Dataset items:
----

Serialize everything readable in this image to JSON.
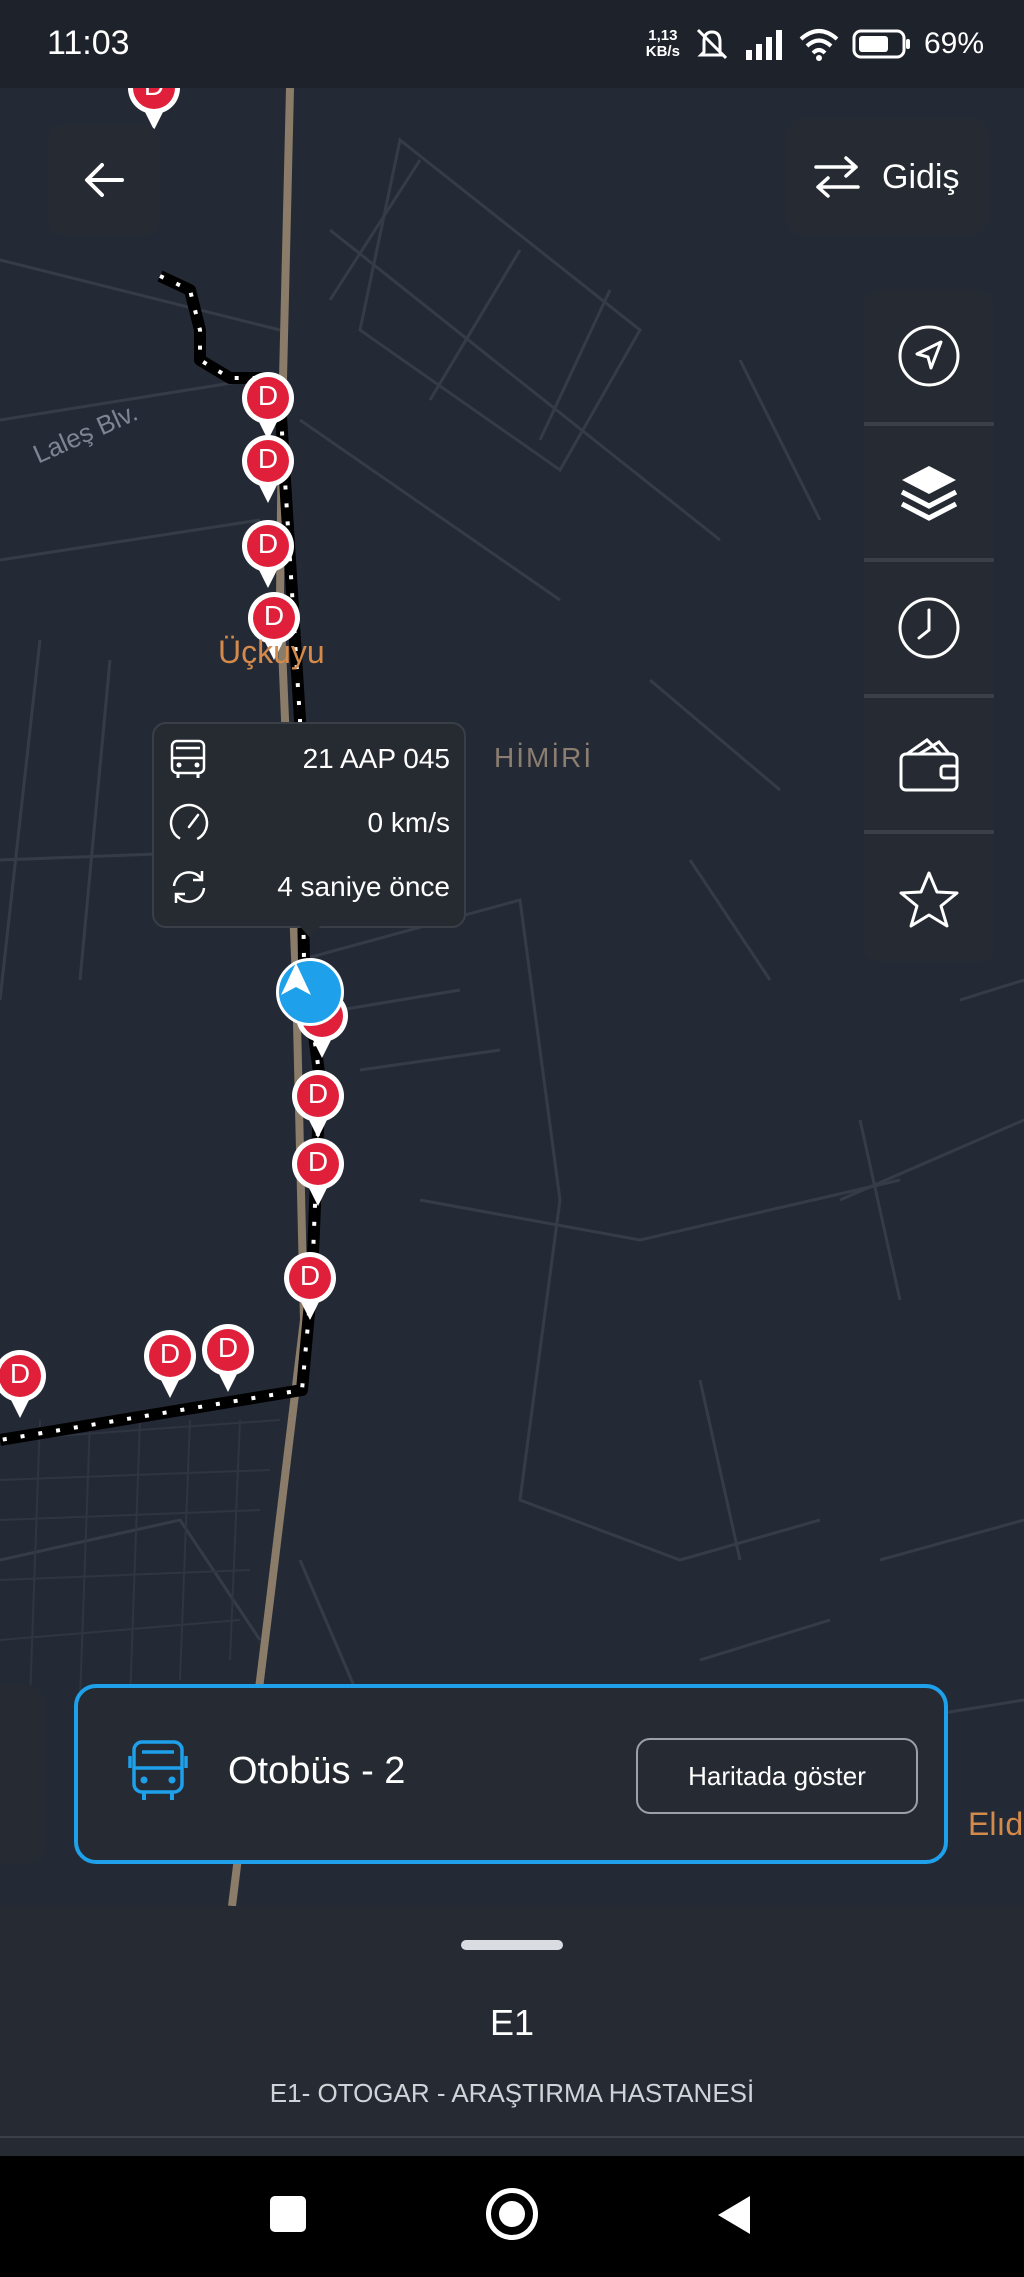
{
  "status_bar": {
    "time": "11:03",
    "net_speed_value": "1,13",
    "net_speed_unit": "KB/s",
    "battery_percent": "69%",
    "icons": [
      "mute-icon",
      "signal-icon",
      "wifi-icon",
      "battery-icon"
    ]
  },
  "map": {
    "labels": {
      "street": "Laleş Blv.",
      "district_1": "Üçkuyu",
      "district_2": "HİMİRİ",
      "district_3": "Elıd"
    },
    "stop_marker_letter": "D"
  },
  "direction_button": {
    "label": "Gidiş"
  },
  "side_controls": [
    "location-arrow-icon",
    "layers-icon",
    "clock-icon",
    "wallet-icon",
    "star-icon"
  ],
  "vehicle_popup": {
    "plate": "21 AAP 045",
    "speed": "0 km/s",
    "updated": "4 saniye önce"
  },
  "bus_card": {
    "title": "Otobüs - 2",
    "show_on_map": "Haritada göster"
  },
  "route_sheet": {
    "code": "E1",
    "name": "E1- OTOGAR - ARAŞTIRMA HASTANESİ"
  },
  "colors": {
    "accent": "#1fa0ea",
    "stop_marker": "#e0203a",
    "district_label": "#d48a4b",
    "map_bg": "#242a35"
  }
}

----

▸ **Objective**: Extract the entries in full, exactly as they are, minus the pictures.

▸ **Exercise result**:
Serialize everything readable in this image to JSON.
{
  "status_bar": {
    "time": "11:03",
    "net_speed_value": "1,13",
    "net_speed_unit": "KB/s",
    "battery_percent": "69%",
    "icons": [
      "mute-icon",
      "signal-icon",
      "wifi-icon",
      "battery-icon"
    ]
  },
  "map": {
    "labels": {
      "street": "Laleş Blv.",
      "district_1": "Üçkuyu",
      "district_2": "HİMİRİ",
      "district_3": "Elıd"
    },
    "stop_marker_letter": "D"
  },
  "direction_button": {
    "label": "Gidiş"
  },
  "side_controls": [
    "location-arrow-icon",
    "layers-icon",
    "clock-icon",
    "wallet-icon",
    "star-icon"
  ],
  "vehicle_popup": {
    "plate": "21 AAP 045",
    "speed": "0 km/s",
    "updated": "4 saniye önce"
  },
  "bus_card": {
    "title": "Otobüs - 2",
    "show_on_map": "Haritada göster"
  },
  "route_sheet": {
    "code": "E1",
    "name": "E1- OTOGAR - ARAŞTIRMA HASTANESİ"
  },
  "colors": {
    "accent": "#1fa0ea",
    "stop_marker": "#e0203a",
    "district_label": "#d48a4b",
    "map_bg": "#242a35"
  }
}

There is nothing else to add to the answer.